== WHAT YOU SHOULD DO ==
Carry none of the pictures over; write out the complete data exactly.

== DATA EXTRACT ==

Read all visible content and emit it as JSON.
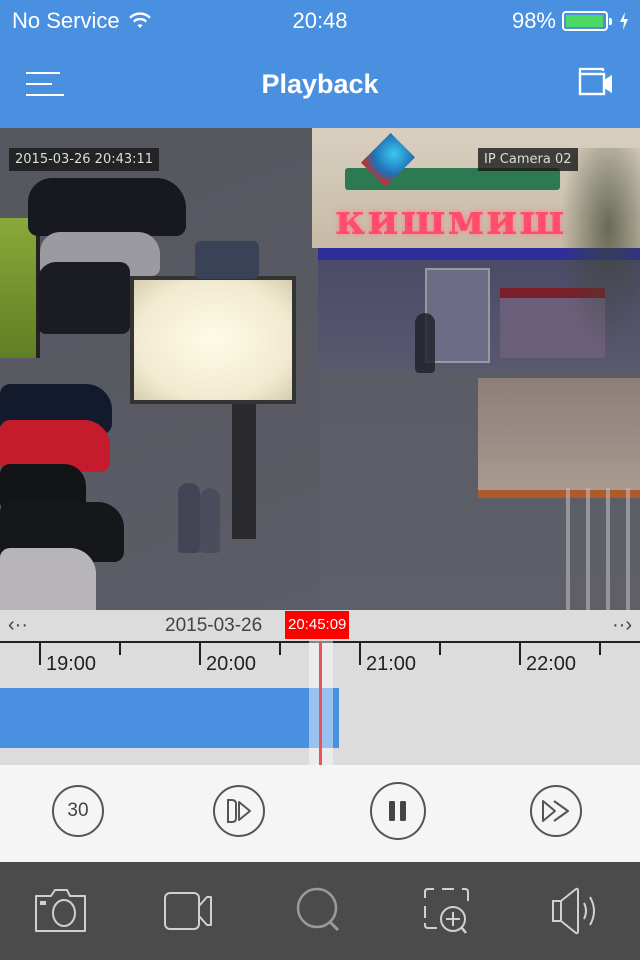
{
  "status_bar": {
    "carrier": "No Service",
    "time": "20:48",
    "battery_percent": "98%",
    "battery_level": 0.98,
    "charging": true
  },
  "nav": {
    "title": "Playback",
    "left_icon": "menu-icon",
    "right_icon": "camera-switch-icon"
  },
  "video": {
    "timestamp_overlay": "2015-03-26 20:43:11",
    "camera_name": "IP Camera 02"
  },
  "timeline": {
    "prev_label": "‹··",
    "next_label": "··›",
    "date": "2015-03-26",
    "current_time": "20:45:09",
    "hour_labels": [
      "19:00",
      "20:00",
      "21:00",
      "22:00"
    ],
    "visible_range_hours": [
      18.75,
      22.75
    ],
    "recording_segments": [
      {
        "start": "18:45",
        "end": "20:52"
      }
    ],
    "playhead_time": "20:45:09",
    "accent_color": "#4a90e0",
    "playhead_color": "#ff0000"
  },
  "controls": {
    "rewind_seconds_label": "30",
    "items": [
      {
        "name": "rewind-30-button",
        "icon": "rewind-30-icon"
      },
      {
        "name": "step-forward-button",
        "icon": "frame-forward-icon"
      },
      {
        "name": "pause-button",
        "icon": "pause-icon"
      },
      {
        "name": "fast-forward-button",
        "icon": "fast-forward-icon"
      }
    ]
  },
  "toolbar": {
    "items": [
      {
        "name": "snapshot-button",
        "icon": "camera-icon"
      },
      {
        "name": "record-button",
        "icon": "video-camera-icon"
      },
      {
        "name": "search-button",
        "icon": "search-icon"
      },
      {
        "name": "digital-zoom-button",
        "icon": "zoom-in-icon"
      },
      {
        "name": "audio-button",
        "icon": "speaker-icon"
      }
    ]
  }
}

== THE OUTPUT ==
Read all visible content and emit it as JSON.
{
  "status_bar": {
    "carrier": "No Service",
    "time": "20:48",
    "battery_percent": "98%",
    "battery_level": 0.98,
    "charging": true
  },
  "nav": {
    "title": "Playback",
    "left_icon": "menu-icon",
    "right_icon": "camera-switch-icon"
  },
  "video": {
    "timestamp_overlay": "2015-03-26 20:43:11",
    "camera_name": "IP Camera 02"
  },
  "timeline": {
    "prev_label": "‹··",
    "next_label": "··›",
    "date": "2015-03-26",
    "current_time": "20:45:09",
    "hour_labels": [
      "19:00",
      "20:00",
      "21:00",
      "22:00"
    ],
    "visible_range_hours": [
      18.75,
      22.75
    ],
    "recording_segments": [
      {
        "start": "18:45",
        "end": "20:52"
      }
    ],
    "playhead_time": "20:45:09",
    "accent_color": "#4a90e0",
    "playhead_color": "#ff0000"
  },
  "controls": {
    "rewind_seconds_label": "30",
    "items": [
      {
        "name": "rewind-30-button",
        "icon": "rewind-30-icon"
      },
      {
        "name": "step-forward-button",
        "icon": "frame-forward-icon"
      },
      {
        "name": "pause-button",
        "icon": "pause-icon"
      },
      {
        "name": "fast-forward-button",
        "icon": "fast-forward-icon"
      }
    ]
  },
  "toolbar": {
    "items": [
      {
        "name": "snapshot-button",
        "icon": "camera-icon"
      },
      {
        "name": "record-button",
        "icon": "video-camera-icon"
      },
      {
        "name": "search-button",
        "icon": "search-icon"
      },
      {
        "name": "digital-zoom-button",
        "icon": "zoom-in-icon"
      },
      {
        "name": "audio-button",
        "icon": "speaker-icon"
      }
    ]
  }
}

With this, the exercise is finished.